### Do this:
In the copy, include every entry exactly but none of the pictures.

(Dataset entries)
╔══

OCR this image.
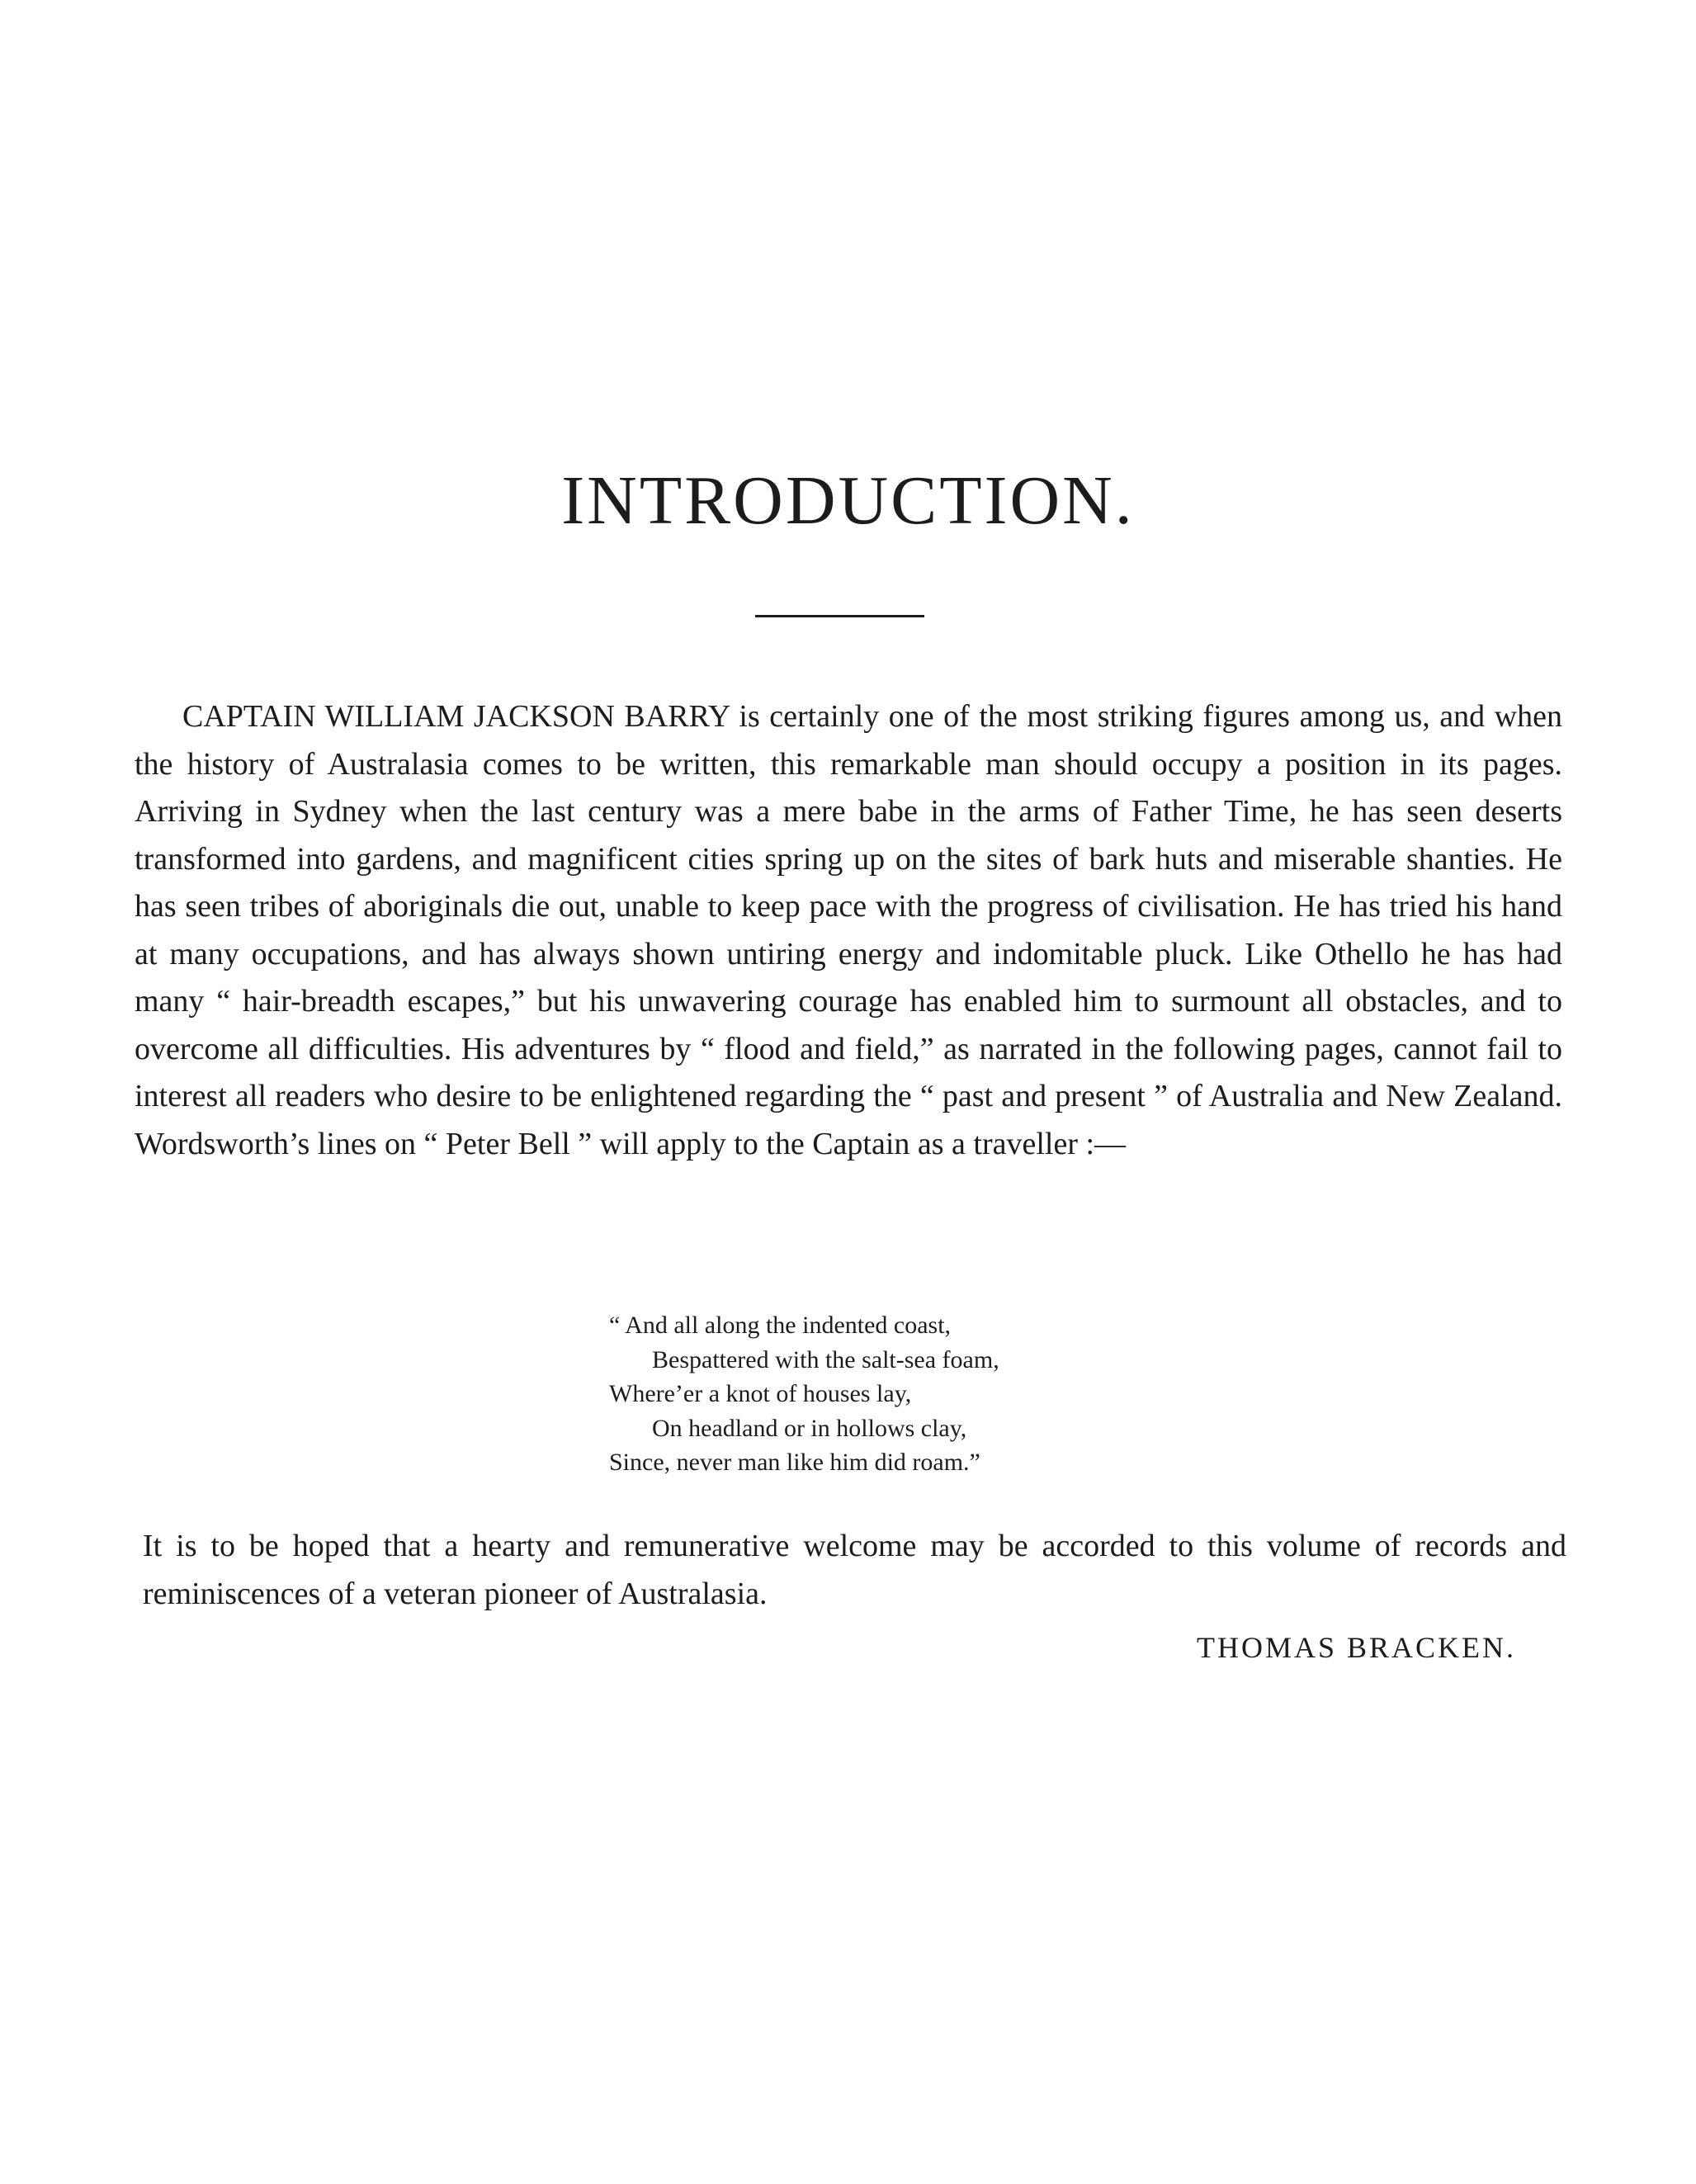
INTRODUCTION.

CAPTAIN WILLIAM JACKSON BARRY is certainly one of the most striking figures among us, and when the history of Australasia comes to be written, this remarkable man should occupy a position in its pages. Arriving in Sydney when the last century was a mere babe in the arms of Father Time, he has seen deserts transformed into gardens, and magnificent cities spring up on the sites of bark huts and miserable shanties. He has seen tribes of aboriginals die out, unable to keep pace with the progress of civilisation. He has tried his hand at many occupations, and has always shown untiring energy and indomitable pluck. Like Othello he has had many “ hair-breadth escapes,” but his unwavering courage has enabled him to surmount all obstacles, and to overcome all difficulties. His adventures by “ flood and field,” as narrated in the following pages, cannot fail to interest all readers who desire to be enlightened regarding the “ past and present ” of Australia and New Zealand. Wordsworth’s lines on “ Peter Bell ” will apply to the Captain as a traveller :—

“ And all along the indented coast,
Bespattered with the salt-sea foam,
Where’er a knot of houses lay,
On headland or in hollows clay,
Since, never man like him did roam.”

It is to be hoped that a hearty and remunerative welcome may be accorded to this volume of records and reminiscences of a veteran pioneer of Australasia.

THOMAS BRACKEN.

╚══

### Solution to this task:
OCR this image.
INTRODUCTION.

CAPTAIN WILLIAM JACKSON BARRY is certainly one of the most striking figures among us, and when the history of Australasia comes to be written, this remarkable man should occupy a position in its pages. Arriving in Sydney when the last century was a mere babe in the arms of Father Time, he has seen deserts transformed into gardens, and magnificent cities spring up on the sites of bark huts and miserable shanties. He has seen tribes of aboriginals die out, unable to keep pace with the progress of civilisation. He has tried his hand at many occupations, and has always shown untiring energy and indomitable pluck. Like Othello he has had many “ hair-breadth escapes,” but his unwavering courage has enabled him to surmount all obstacles, and to overcome all difficulties. His adventures by “ flood and field,” as narrated in the following pages, cannot fail to interest all readers who desire to be enlightened regarding the “ past and present ” of Australia and New Zealand. Wordsworth’s lines on “ Peter Bell ” will apply to the Captain as a traveller :—

“ And all along the indented coast,
Bespattered with the salt-sea foam,
Where’er a knot of houses lay,
On headland or in hollows clay,
Since, never man like him did roam.”

It is to be hoped that a hearty and remunerative welcome may be accorded to this volume of records and reminiscences of a veteran pioneer of Australasia.

THOMAS BRACKEN.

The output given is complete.